*O que fazer:*
Responda com base no texto sobre Habermas e Laclau:
(a) Segundo Habermas, de que liberdade o Estado estaria privando os membros de uma cultura ao pretender garantir a sobrevivência dela?
(b) Que nome Laclau dá ao percurso do multiculturalismo que defende o direito de uma vida em separado de grupos identitários oprimidos?
(c) Em que horizonte Vandenberghe situa Laclau?

*Texto de leitura:*
Pois bem, Habermas e Laclau inserem-se numa aceitação crítica da nebulosa multiculturalista, problematizando o princípio particularista de integração social que certas de suas expressões concretas e mobilizadas defendem. Recusando a identificação entre preservação de culturas e preservação das espécies naturais, Habermas (1994) afirma que se o Estado pretender garantir a sobrevivência de uma cultura, estará necessariamente roubando aos seus membros “a liberdade de dizer sim ou não que é necessária se querem apropriar-se e preservar sua herança cultural” (1994, p. 148). Laclau (2000), por sua vez, considera que um dos percursos do multiculturalismo, o da defesa do direito de uma vida em separado de grupos identitários oprimidos, é o de um auto-apartheid, pois, proclamando que os valores e instituições ocidentais são atributos dos machos brancos “ocidentais”, tais grupos não só reforçam o enfrentamento entre particularismos como a manutenção do status quo, já que tal enfrentamento terá a hegemonia dos grupos dominantes.
Mas os aspectos realçados na crítica de um ou do outro já encerram o que os separa. Habermas nos remete a um entendimento do universal como positividade em aberto mas possível, encarnável pelos debates entre os cidadãos concretos de uma nação. Laclau nos remete a um entendimento do universal como negatividade necessária, como insuperável “presença da ausência” do universal nos embates entre grupos por hegemonia. Melhor dizendo, o realce habermasiano da liberdade dos membros de um grupo para dizer sim ou não a uma identidade cultural, deixa claro que sua perspectiva de universalidade privilegia o indivíduo e a discussão num horizonte de interpretação comum, que integra abstrata e igualmente todos os cidadãos. Laclau, por sua vez, concentrando-se em grupos identitários e em dinâmica hegemônica, situa teoricamente o vínculo entre o universal e o particular no privilégio analítico de grupos em luta por poder político. Retomando ainda a instigante entrevista de Vandenberghe, diria que, quanto ao privilégio do indivíduo ou do grupo, é assim que o compreendo quando ele situa reatualizadores da obra de Habermas num horizonte “acionista” e Laclau num horizonte “pós-estruturalista”.

*Trecho dos dados:*
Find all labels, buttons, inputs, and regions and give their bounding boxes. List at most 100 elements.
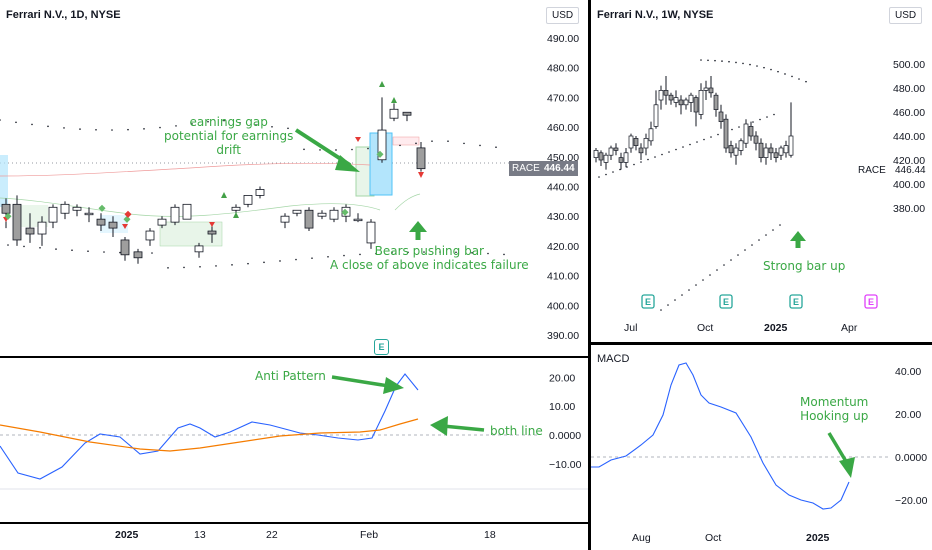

*Resposta:*
(a) Da liberdade de dizer sim ou não, necessária se os membros querem apropriar-se de sua herança cultural e preservá-la.
(b) Auto-apartheid.
(c) Num horizonte "pós-estruturalista".